++++ THE RECORDS ++++
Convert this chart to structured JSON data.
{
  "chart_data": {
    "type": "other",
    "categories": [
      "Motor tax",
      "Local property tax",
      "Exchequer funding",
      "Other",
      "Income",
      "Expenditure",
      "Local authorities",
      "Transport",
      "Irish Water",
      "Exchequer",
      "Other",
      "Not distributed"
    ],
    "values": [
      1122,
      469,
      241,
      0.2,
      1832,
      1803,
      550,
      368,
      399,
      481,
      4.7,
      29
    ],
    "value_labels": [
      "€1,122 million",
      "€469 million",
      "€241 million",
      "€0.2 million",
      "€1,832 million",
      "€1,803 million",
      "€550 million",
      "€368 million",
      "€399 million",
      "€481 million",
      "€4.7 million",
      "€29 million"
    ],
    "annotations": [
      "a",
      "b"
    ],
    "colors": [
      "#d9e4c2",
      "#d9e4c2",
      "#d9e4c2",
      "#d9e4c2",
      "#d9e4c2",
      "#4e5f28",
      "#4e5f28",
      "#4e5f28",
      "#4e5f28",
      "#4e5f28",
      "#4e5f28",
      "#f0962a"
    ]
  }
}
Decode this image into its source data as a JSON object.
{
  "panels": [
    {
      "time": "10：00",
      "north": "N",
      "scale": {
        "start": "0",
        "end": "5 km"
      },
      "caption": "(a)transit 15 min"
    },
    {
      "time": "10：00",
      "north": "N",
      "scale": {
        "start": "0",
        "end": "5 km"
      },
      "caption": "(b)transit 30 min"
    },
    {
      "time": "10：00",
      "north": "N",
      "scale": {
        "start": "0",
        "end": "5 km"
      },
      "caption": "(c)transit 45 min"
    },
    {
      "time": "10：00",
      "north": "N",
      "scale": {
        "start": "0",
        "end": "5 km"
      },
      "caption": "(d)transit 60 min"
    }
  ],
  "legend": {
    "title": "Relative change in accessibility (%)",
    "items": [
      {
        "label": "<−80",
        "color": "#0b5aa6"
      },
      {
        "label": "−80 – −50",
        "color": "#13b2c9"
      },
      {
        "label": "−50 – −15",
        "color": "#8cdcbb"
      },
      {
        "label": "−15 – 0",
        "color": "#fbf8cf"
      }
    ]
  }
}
++++
TASK DIRECTIONS: Only the number is wanted: how many lines of these entries contain the string "million"?

COMPLETED TASK: 12